> **WHAT IS NEEDED**: Go through the records underneath and count the lines that include the string "vulnerability". Give nothing but the number.

Dataset entries
○ ○ ○ ○ ○
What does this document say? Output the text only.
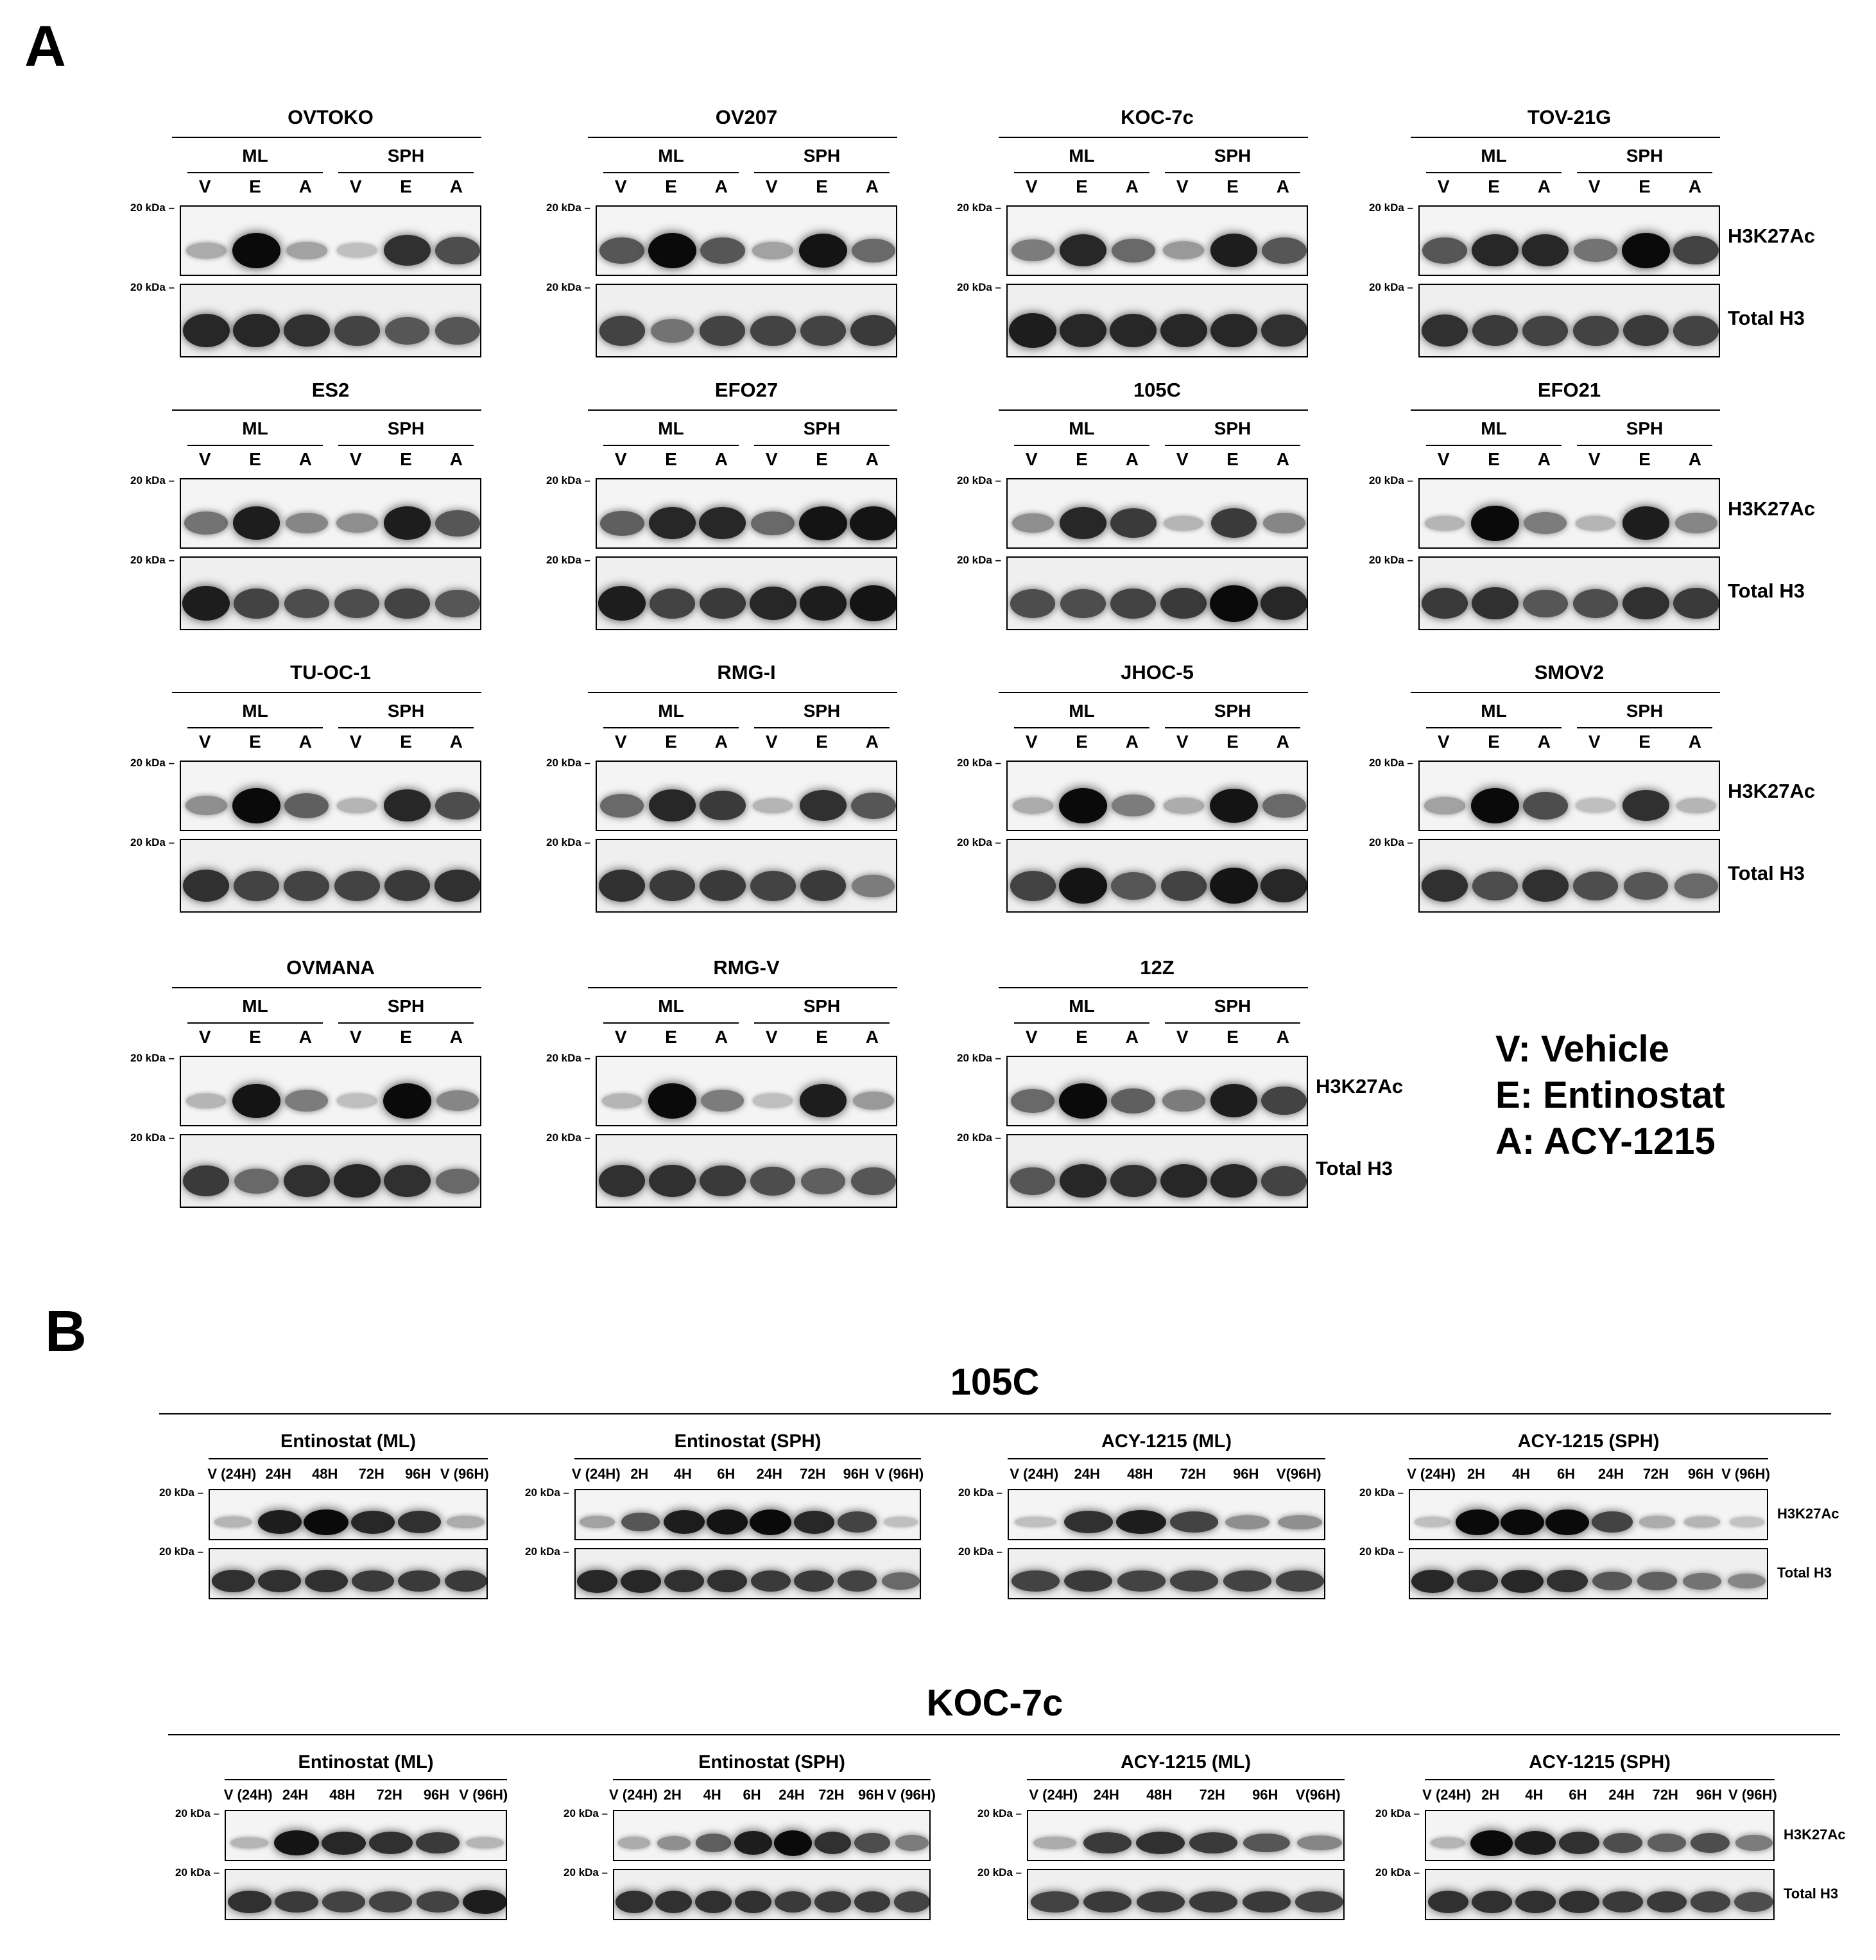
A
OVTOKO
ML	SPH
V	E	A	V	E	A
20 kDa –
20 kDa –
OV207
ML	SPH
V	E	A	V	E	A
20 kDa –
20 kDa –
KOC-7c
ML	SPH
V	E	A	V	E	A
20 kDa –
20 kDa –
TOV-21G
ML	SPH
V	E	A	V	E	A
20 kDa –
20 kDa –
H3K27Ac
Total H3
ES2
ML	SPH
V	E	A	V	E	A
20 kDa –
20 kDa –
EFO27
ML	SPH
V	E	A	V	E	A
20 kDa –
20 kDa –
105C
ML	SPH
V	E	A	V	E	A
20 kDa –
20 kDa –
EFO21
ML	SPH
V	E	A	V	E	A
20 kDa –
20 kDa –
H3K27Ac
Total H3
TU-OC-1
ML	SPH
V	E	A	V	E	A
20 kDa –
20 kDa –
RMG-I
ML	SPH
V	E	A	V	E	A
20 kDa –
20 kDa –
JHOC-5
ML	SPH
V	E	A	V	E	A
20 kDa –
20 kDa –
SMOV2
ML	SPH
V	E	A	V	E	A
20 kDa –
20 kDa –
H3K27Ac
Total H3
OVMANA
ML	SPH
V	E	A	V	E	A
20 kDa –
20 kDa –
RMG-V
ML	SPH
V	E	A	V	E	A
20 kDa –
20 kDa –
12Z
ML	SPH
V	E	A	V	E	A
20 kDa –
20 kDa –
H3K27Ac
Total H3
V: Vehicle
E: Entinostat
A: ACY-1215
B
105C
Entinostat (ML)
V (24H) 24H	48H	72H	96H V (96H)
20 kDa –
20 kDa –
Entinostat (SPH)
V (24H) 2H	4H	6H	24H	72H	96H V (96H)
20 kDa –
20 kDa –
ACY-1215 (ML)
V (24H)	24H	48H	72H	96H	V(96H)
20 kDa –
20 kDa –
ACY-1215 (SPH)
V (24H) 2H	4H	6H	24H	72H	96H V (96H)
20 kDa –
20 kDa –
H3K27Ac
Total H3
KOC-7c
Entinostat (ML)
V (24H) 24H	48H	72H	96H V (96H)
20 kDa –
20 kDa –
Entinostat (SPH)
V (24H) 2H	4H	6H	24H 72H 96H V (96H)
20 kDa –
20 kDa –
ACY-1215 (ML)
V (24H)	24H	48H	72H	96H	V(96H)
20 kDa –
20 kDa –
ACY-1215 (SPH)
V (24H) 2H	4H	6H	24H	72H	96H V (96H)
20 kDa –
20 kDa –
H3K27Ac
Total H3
○ ○ ○ ○ ○
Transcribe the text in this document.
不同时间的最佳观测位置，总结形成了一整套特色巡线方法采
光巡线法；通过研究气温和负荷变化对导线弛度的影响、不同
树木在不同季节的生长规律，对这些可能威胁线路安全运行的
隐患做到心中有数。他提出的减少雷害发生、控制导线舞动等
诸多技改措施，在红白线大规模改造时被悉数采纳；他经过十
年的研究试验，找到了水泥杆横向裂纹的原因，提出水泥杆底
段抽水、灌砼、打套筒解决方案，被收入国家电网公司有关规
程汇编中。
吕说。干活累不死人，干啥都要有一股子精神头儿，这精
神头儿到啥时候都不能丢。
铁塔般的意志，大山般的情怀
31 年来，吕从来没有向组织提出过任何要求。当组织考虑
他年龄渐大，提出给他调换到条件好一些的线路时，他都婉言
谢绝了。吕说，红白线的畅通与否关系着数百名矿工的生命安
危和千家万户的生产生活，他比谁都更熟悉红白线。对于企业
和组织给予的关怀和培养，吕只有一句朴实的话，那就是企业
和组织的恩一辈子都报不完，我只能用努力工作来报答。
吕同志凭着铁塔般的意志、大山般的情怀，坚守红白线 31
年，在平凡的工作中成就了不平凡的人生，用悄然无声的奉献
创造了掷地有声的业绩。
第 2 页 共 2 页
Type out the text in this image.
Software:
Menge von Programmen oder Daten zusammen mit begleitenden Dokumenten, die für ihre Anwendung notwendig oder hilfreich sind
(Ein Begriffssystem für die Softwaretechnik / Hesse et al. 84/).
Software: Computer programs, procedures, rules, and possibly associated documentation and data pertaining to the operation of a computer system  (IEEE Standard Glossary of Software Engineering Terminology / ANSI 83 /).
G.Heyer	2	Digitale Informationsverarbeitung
○ ○ ○ ○ ○
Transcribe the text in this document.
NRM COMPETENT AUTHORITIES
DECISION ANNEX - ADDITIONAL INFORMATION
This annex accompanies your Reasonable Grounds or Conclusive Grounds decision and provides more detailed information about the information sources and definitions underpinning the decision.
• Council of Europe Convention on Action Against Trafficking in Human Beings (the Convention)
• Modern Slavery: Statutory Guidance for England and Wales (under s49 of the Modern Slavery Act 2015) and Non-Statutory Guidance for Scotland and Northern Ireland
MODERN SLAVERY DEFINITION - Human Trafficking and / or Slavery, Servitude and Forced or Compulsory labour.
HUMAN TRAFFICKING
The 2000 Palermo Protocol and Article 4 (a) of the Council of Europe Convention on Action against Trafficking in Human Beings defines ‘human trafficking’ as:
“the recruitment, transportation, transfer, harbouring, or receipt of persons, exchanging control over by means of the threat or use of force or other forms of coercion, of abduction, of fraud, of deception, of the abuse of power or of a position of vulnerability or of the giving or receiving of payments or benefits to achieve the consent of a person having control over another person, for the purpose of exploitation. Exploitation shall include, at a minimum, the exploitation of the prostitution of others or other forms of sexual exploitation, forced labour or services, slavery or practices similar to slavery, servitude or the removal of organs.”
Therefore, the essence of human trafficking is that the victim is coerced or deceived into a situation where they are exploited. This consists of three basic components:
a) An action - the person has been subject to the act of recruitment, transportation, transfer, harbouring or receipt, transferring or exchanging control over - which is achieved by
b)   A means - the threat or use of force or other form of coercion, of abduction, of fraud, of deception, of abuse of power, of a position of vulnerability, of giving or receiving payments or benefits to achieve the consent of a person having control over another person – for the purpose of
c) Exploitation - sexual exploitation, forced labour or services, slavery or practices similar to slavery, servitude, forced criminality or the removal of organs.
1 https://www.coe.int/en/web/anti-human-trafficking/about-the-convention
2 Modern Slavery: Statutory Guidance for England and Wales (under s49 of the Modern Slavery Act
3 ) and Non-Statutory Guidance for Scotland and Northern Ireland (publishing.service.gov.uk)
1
○ ○ ○ ○ ○
> **WORKED ANSWER**: 2